**AIM OF THE EXERCISE**
Using the entries that follow, state how many lines contain the word "name". The response is that number and nothing more.

[ROWS start]

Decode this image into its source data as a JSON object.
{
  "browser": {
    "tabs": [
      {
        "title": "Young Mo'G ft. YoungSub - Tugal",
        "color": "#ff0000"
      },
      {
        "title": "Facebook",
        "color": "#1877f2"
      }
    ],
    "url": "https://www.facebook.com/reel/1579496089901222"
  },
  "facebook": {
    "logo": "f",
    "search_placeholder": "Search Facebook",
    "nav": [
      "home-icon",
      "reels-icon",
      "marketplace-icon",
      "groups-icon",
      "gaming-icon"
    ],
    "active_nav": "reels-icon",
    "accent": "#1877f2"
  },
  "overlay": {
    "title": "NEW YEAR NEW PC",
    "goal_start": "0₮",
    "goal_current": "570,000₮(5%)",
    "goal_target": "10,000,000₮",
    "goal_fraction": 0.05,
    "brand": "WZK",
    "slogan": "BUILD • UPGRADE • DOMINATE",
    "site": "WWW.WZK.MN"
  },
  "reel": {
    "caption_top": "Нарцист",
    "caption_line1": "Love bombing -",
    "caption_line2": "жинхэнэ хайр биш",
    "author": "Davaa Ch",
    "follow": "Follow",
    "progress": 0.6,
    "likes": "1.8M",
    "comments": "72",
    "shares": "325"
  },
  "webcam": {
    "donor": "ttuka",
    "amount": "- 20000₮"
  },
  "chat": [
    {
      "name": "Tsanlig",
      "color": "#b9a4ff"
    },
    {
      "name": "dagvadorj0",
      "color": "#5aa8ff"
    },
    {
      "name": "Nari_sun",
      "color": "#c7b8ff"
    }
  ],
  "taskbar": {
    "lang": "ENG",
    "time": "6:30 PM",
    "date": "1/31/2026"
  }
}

[ROWS end]

**TASK RESPONSE**
3